* Start Records shown *
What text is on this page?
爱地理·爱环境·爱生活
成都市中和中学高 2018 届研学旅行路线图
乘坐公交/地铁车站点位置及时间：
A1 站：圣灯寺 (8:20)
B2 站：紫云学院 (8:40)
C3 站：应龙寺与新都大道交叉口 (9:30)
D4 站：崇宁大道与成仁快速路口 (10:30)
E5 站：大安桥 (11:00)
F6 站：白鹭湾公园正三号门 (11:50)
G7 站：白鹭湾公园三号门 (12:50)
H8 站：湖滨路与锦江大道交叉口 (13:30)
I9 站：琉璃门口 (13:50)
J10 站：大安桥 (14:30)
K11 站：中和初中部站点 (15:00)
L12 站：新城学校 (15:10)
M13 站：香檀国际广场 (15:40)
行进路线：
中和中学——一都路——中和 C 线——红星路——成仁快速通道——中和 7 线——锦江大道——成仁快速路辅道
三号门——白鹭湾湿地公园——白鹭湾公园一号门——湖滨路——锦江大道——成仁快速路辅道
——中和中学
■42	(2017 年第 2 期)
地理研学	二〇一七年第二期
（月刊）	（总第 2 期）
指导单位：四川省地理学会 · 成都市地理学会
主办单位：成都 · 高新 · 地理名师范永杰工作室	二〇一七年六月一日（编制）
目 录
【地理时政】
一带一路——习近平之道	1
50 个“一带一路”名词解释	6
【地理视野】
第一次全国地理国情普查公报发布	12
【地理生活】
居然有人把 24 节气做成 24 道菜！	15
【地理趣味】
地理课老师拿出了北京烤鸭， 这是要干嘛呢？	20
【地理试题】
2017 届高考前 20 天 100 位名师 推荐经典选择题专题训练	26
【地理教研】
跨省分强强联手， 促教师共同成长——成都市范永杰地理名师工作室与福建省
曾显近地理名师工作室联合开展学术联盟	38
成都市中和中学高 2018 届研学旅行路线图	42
* End Records shown *
■ Goal: Look for lines containing the string "届研学旅行路线图" and copy them all.

■ Result of the exercise:
成都市中和中学高 2018 届研学旅行路线图
成都市中和中学高 2018 届研学旅行路线图	42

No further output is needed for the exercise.